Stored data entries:
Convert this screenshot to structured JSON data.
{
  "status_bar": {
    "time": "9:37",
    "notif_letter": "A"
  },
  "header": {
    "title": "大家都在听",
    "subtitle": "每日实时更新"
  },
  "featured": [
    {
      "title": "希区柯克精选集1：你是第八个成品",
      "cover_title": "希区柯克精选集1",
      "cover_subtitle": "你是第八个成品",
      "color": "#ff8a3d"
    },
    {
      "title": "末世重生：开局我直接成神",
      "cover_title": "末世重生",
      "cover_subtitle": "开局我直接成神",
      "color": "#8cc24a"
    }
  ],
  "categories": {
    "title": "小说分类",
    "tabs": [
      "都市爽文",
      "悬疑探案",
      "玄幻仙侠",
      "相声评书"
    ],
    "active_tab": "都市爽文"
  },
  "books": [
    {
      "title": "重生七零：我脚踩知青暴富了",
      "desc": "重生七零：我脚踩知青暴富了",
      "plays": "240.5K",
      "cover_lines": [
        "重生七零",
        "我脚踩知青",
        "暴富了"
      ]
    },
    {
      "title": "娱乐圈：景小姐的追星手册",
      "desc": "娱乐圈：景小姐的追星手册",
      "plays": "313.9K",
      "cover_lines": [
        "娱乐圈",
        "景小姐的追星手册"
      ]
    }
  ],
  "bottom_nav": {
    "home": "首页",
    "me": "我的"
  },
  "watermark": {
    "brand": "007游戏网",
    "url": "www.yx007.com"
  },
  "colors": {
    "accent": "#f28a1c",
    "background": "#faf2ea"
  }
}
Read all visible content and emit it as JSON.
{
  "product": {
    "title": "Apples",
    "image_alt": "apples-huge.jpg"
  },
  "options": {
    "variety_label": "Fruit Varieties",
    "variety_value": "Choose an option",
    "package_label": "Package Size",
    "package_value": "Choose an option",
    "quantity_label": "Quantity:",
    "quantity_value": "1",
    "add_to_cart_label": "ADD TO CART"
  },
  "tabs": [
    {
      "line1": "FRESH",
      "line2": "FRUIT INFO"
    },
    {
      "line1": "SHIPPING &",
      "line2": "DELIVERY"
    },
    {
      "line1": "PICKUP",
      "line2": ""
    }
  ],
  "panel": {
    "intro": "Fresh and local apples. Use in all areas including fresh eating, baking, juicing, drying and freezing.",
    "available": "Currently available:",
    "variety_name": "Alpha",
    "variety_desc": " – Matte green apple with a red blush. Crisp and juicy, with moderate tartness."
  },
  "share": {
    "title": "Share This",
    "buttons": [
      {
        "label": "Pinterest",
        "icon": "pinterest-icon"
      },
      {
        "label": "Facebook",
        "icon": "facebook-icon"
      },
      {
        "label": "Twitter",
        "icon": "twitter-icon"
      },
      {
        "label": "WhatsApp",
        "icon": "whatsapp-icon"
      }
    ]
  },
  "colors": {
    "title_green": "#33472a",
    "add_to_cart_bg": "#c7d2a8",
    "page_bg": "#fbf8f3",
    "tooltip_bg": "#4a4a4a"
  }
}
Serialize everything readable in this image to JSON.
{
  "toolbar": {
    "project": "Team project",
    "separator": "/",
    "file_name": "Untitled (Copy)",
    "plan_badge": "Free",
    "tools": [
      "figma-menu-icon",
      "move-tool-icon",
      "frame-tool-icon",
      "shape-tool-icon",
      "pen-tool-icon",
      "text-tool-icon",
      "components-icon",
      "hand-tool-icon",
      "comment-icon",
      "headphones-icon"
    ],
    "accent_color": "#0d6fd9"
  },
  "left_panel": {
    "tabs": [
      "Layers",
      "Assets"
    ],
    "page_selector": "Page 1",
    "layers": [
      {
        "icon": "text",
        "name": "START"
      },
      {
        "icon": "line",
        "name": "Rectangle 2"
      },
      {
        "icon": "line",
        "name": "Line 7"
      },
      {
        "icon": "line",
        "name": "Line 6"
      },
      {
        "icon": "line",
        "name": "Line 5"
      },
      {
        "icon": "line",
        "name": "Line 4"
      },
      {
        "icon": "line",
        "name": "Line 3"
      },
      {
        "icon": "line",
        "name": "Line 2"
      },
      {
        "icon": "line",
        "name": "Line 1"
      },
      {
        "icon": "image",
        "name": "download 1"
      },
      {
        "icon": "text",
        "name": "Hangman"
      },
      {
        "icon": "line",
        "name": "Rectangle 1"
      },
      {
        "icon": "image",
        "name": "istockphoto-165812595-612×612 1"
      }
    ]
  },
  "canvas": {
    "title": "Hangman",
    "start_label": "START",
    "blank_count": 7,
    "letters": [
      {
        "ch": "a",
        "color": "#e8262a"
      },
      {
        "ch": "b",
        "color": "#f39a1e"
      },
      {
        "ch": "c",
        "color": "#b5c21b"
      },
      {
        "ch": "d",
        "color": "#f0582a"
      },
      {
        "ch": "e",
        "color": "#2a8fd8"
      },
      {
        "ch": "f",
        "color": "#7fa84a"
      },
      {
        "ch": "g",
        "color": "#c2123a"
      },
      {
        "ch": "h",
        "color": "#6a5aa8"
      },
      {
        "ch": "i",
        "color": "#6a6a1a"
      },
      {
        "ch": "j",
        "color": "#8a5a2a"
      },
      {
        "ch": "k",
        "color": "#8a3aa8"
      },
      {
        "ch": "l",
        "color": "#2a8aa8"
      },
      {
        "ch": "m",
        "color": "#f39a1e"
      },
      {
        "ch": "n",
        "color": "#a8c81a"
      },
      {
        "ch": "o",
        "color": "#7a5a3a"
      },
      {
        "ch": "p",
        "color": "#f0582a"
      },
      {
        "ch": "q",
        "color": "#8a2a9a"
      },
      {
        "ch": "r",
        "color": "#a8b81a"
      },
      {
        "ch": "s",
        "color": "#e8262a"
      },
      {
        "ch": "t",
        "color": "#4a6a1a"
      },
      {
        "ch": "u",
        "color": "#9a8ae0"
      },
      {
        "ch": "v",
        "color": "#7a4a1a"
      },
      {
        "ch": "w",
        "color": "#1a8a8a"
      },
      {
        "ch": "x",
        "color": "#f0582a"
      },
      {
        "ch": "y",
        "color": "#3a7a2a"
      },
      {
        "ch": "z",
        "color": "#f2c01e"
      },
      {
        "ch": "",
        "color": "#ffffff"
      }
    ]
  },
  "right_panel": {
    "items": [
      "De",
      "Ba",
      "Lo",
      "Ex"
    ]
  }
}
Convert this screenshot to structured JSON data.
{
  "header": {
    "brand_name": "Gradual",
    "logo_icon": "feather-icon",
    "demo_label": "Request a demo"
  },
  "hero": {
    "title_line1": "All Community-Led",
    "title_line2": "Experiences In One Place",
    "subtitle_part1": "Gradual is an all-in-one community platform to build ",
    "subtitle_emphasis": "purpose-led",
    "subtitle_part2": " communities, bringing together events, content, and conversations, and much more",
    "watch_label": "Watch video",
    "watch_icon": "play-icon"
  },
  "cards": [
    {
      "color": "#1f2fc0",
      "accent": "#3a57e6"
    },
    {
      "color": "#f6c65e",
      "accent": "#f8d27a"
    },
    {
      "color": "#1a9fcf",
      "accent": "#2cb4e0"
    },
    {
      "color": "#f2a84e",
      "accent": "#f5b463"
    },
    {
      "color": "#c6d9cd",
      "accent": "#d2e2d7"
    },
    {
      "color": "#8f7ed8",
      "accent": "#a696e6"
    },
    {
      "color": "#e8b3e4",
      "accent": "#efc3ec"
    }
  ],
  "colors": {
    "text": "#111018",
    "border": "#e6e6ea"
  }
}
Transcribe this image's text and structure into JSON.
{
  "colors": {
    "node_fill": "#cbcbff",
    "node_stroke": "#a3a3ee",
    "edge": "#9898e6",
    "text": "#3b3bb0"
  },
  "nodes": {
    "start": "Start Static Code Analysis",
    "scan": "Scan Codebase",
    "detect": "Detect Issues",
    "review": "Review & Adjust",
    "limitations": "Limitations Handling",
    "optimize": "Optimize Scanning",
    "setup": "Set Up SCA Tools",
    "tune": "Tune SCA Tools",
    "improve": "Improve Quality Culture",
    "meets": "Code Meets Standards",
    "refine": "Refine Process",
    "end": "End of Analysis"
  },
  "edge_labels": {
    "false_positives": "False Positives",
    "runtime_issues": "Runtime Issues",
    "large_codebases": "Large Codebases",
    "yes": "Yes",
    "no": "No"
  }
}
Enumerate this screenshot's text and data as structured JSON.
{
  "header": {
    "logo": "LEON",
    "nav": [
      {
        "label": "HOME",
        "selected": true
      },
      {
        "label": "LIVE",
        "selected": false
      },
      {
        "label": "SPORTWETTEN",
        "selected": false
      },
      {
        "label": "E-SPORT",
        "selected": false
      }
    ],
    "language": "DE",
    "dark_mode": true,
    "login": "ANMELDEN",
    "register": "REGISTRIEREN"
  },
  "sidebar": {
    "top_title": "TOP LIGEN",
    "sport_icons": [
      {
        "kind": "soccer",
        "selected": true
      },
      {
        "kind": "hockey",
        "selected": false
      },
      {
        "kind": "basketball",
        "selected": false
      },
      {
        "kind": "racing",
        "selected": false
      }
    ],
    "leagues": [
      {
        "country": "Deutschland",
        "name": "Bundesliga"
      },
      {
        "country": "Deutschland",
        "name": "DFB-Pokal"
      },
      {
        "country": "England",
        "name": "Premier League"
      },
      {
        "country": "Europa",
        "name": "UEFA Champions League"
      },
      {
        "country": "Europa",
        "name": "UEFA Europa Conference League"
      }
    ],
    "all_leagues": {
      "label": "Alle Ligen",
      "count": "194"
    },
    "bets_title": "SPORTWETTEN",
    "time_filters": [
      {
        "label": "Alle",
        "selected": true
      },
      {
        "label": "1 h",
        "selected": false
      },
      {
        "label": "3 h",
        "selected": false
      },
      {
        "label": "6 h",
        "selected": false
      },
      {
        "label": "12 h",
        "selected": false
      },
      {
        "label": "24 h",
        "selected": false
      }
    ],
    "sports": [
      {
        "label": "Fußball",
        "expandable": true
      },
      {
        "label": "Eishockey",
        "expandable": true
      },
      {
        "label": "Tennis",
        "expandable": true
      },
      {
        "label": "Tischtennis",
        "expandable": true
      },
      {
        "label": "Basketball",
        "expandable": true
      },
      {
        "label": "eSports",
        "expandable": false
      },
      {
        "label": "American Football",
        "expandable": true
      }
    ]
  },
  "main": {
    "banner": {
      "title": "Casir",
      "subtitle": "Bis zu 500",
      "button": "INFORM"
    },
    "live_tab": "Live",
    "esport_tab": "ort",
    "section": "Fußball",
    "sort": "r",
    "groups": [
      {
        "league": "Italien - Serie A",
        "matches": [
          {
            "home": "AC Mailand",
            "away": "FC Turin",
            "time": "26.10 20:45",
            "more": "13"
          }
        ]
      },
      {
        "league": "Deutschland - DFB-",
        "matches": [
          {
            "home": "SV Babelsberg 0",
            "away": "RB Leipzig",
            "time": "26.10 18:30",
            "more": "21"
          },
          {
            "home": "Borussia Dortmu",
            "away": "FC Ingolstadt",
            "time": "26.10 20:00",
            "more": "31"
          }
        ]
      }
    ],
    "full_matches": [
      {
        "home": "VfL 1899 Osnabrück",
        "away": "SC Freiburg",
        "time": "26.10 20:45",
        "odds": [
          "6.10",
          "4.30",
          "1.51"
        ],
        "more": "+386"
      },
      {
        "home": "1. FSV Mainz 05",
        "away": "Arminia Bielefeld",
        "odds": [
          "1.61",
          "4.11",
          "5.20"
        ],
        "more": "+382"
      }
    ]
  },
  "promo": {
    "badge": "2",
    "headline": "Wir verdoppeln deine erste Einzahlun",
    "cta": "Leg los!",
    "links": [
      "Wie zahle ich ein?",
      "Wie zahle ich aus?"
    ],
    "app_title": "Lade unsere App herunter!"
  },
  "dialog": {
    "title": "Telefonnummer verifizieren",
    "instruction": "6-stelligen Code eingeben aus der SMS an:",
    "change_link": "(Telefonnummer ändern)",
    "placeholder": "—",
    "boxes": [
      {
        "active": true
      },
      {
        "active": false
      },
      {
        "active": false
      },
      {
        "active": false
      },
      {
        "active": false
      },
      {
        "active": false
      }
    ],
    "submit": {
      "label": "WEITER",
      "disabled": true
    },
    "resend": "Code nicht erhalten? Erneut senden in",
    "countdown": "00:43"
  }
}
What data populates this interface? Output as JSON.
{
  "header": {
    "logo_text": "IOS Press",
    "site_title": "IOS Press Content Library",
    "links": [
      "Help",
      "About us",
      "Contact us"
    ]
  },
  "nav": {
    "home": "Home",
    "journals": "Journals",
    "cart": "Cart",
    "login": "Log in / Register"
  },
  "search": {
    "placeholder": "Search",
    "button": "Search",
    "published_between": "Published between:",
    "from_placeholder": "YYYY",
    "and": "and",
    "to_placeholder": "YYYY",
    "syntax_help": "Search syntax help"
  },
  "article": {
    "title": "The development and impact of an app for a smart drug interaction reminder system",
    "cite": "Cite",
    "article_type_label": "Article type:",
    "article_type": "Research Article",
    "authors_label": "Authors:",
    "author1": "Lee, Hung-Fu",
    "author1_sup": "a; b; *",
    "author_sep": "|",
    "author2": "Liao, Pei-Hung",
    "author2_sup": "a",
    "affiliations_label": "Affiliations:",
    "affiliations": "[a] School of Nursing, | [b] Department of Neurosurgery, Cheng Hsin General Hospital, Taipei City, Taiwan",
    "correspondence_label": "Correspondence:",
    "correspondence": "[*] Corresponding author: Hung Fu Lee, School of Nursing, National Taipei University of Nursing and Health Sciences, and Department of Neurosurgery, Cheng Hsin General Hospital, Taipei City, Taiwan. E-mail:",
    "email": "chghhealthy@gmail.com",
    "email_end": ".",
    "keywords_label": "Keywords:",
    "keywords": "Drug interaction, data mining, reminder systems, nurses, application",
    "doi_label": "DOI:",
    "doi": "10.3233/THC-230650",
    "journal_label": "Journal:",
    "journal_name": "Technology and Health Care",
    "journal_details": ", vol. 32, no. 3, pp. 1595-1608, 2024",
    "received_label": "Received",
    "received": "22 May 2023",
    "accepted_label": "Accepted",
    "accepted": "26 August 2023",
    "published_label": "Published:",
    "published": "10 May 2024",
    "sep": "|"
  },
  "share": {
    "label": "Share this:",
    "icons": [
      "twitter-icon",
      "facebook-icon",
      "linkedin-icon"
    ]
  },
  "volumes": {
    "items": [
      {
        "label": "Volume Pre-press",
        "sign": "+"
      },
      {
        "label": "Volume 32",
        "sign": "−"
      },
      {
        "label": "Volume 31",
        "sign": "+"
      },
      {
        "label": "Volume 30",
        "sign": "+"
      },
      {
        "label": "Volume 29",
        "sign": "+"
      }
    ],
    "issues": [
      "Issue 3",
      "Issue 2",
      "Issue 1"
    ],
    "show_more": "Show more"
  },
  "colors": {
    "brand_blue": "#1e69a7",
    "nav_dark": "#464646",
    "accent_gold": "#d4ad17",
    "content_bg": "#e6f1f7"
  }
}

■ WHAT YOU NEED TO DO: Copy, from the material above, each line in which the string "重生七零" occurs.

■ RESULT:
      "title": "重生七零：我脚踩知青暴富了",
      "desc": "重生七零：我脚踩知青暴富了",
        "重生七零",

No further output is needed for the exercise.